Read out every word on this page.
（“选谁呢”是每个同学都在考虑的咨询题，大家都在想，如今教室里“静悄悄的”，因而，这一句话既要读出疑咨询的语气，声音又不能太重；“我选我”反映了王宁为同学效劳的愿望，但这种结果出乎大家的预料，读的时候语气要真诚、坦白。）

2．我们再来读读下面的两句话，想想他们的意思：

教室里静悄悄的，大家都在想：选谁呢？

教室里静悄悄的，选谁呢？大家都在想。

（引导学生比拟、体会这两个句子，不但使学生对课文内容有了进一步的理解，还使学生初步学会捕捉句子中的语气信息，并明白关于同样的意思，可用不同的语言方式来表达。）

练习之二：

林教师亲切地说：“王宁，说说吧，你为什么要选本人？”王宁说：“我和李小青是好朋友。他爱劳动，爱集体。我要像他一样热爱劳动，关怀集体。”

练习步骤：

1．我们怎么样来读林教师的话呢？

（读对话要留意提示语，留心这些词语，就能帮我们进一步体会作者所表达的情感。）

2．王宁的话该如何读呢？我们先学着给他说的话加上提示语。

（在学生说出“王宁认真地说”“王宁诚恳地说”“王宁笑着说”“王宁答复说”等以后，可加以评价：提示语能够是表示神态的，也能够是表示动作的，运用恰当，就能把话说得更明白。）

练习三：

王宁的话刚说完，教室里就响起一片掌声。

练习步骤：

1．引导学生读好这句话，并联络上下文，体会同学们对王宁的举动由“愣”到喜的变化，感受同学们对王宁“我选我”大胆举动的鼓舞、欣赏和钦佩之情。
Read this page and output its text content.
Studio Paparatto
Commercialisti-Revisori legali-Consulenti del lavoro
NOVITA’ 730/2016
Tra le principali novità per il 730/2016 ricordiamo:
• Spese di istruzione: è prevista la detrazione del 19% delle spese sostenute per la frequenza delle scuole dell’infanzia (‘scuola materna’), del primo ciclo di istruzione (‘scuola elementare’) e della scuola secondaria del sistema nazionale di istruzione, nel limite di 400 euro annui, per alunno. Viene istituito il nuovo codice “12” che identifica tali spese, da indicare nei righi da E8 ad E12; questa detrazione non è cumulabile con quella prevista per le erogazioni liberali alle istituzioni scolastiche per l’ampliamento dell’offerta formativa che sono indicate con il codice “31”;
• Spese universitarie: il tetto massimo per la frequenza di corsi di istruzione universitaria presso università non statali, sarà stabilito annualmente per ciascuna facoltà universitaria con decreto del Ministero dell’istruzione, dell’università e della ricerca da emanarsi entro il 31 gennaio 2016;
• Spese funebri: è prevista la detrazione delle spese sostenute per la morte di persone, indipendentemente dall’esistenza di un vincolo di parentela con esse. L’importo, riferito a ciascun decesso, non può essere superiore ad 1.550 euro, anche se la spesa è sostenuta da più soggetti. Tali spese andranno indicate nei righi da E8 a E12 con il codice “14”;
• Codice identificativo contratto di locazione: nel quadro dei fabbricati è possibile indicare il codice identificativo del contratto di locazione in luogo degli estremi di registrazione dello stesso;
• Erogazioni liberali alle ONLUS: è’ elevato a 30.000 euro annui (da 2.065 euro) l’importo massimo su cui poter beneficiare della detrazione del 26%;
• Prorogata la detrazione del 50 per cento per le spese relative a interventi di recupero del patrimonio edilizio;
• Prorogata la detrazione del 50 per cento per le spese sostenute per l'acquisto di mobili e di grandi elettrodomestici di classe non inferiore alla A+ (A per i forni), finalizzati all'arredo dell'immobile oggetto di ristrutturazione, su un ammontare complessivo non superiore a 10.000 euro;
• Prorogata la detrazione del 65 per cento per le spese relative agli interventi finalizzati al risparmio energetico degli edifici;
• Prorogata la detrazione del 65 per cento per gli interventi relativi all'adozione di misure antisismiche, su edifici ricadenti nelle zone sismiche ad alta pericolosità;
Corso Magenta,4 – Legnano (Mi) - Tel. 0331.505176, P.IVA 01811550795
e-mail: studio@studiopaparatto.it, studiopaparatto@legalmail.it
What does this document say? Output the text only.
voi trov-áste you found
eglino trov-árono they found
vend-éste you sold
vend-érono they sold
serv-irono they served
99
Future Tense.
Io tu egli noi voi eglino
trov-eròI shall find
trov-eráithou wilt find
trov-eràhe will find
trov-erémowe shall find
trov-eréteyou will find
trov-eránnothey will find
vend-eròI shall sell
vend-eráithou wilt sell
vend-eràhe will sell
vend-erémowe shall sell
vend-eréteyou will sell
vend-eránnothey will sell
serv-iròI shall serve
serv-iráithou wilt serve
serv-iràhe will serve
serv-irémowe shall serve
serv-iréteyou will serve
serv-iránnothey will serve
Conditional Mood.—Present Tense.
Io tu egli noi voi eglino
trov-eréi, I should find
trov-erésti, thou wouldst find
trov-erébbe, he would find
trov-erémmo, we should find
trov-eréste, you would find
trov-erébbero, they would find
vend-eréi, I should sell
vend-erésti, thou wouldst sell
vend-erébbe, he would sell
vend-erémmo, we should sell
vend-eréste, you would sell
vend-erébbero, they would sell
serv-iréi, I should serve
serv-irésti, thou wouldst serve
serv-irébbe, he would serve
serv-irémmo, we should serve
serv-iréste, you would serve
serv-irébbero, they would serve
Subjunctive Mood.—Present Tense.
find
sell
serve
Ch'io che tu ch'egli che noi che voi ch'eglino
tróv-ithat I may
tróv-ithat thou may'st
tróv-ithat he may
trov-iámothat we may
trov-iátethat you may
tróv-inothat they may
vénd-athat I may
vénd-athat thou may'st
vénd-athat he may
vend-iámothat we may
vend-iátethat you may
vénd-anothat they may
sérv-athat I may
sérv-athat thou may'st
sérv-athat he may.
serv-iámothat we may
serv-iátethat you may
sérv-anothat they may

----------------------------------------

WHAT TO PRODUCE: Reproduce the full listing word for word.

OUTPUT BELOW:
Read out every word on this page.
（“选谁呢”是每个同学都在考虑的咨询题，大家都在想，如今教室里“静悄悄的”，因而，这一句话既要读出疑咨询的语气，声音又不能太重；“我选我”反映了王宁为同学效劳的愿望，但这种结果出乎大家的预料，读的时候语气要真诚、坦白。）

2．我们再来读读下面的两句话，想想他们的意思：

教室里静悄悄的，大家都在想：选谁呢？

教室里静悄悄的，选谁呢？大家都在想。

（引导学生比拟、体会这两个句子，不但使学生对课文内容有了进一步的理解，还使学生初步学会捕捉句子中的语气信息，并明白关于同样的意思，可用不同的语言方式来表达。）

练习之二：

林教师亲切地说：“王宁，说说吧，你为什么要选本人？”王宁说：“我和李小青是好朋友。他爱劳动，爱集体。我要像他一样热爱劳动，关怀集体。”

练习步骤：

1．我们怎么样来读林教师的话呢？

（读对话要留意提示语，留心这些词语，就能帮我们进一步体会作者所表达的情感。）

2．王宁的话该如何读呢？我们先学着给他说的话加上提示语。

（在学生说出“王宁认真地说”“王宁诚恳地说”“王宁笑着说”“王宁答复说”等以后，可加以评价：提示语能够是表示神态的，也能够是表示动作的，运用恰当，就能把话说得更明白。）

练习三：

王宁的话刚说完，教室里就响起一片掌声。

练习步骤：

1．引导学生读好这句话，并联络上下文，体会同学们对王宁的举动由“愣”到喜的变化，感受同学们对王宁“我选我”大胆举动的鼓舞、欣赏和钦佩之情。
Read this page and output its text content.
Studio Paparatto
Commercialisti-Revisori legali-Consulenti del lavoro
NOVITA’ 730/2016
Tra le principali novità per il 730/2016 ricordiamo:
• Spese di istruzione: è prevista la detrazione del 19% delle spese sostenute per la frequenza delle scuole dell’infanzia (‘scuola materna’), del primo ciclo di istruzione (‘scuola elementare’) e della scuola secondaria del sistema nazionale di istruzione, nel limite di 400 euro annui, per alunno. Viene istituito il nuovo codice “12” che identifica tali spese, da indicare nei righi da E8 ad E12; questa detrazione non è cumulabile con quella prevista per le erogazioni liberali alle istituzioni scolastiche per l’ampliamento dell’offerta formativa che sono indicate con il codice “31”;
• Spese universitarie: il tetto massimo per la frequenza di corsi di istruzione universitaria presso università non statali, sarà stabilito annualmente per ciascuna facoltà universitaria con decreto del Ministero dell’istruzione, dell’università e della ricerca da emanarsi entro il 31 gennaio 2016;
• Spese funebri: è prevista la detrazione delle spese sostenute per la morte di persone, indipendentemente dall’esistenza di un vincolo di parentela con esse. L’importo, riferito a ciascun decesso, non può essere superiore ad 1.550 euro, anche se la spesa è sostenuta da più soggetti. Tali spese andranno indicate nei righi da E8 a E12 con il codice “14”;
• Codice identificativo contratto di locazione: nel quadro dei fabbricati è possibile indicare il codice identificativo del contratto di locazione in luogo degli estremi di registrazione dello stesso;
• Erogazioni liberali alle ONLUS: è’ elevato a 30.000 euro annui (da 2.065 euro) l’importo massimo su cui poter beneficiare della detrazione del 26%;
• Prorogata la detrazione del 50 per cento per le spese relative a interventi di recupero del patrimonio edilizio;
• Prorogata la detrazione del 50 per cento per le spese sostenute per l'acquisto di mobili e di grandi elettrodomestici di classe non inferiore alla A+ (A per i forni), finalizzati all'arredo dell'immobile oggetto di ristrutturazione, su un ammontare complessivo non superiore a 10.000 euro;
• Prorogata la detrazione del 65 per cento per le spese relative agli interventi finalizzati al risparmio energetico degli edifici;
• Prorogata la detrazione del 65 per cento per gli interventi relativi all'adozione di misure antisismiche, su edifici ricadenti nelle zone sismiche ad alta pericolosità;
Corso Magenta,4 – Legnano (Mi) - Tel. 0331.505176, P.IVA 01811550795
e-mail: studio@studiopaparatto.it, studiopaparatto@legalmail.it
What does this document say? Output the text only.
voi trov-áste you found
eglino trov-árono they found
vend-éste you sold
vend-érono they sold
serv-irono they served
99
Future Tense.
Io tu egli noi voi eglino
trov-eròI shall find
trov-eráithou wilt find
trov-eràhe will find
trov-erémowe shall find
trov-eréteyou will find
trov-eránnothey will find
vend-eròI shall sell
vend-eráithou wilt sell
vend-eràhe will sell
vend-erémowe shall sell
vend-eréteyou will sell
vend-eránnothey will sell
serv-iròI shall serve
serv-iráithou wilt serve
serv-iràhe will serve
serv-irémowe shall serve
serv-iréteyou will serve
serv-iránnothey will serve
Conditional Mood.—Present Tense.
Io tu egli noi voi eglino
trov-eréi, I should find
trov-erésti, thou wouldst find
trov-erébbe, he would find
trov-erémmo, we should find
trov-eréste, you would find
trov-erébbero, they would find
vend-eréi, I should sell
vend-erésti, thou wouldst sell
vend-erébbe, he would sell
vend-erémmo, we should sell
vend-eréste, you would sell
vend-erébbero, they would sell
serv-iréi, I should serve
serv-irésti, thou wouldst serve
serv-irébbe, he would serve
serv-irémmo, we should serve
serv-iréste, you would serve
serv-irébbero, they would serve
Subjunctive Mood.—Present Tense.
find
sell
serve
Ch'io che tu ch'egli che noi che voi ch'eglino
tróv-ithat I may
tróv-ithat thou may'st
tróv-ithat he may
trov-iámothat we may
trov-iátethat you may
tróv-inothat they may
vénd-athat I may
vénd-athat thou may'st
vénd-athat he may
vend-iámothat we may
vend-iátethat you may
vénd-anothat they may
sérv-athat I may
sérv-athat thou may'st
sérv-athat he may.
serv-iámothat we may
serv-iátethat you may
sérv-anothat they may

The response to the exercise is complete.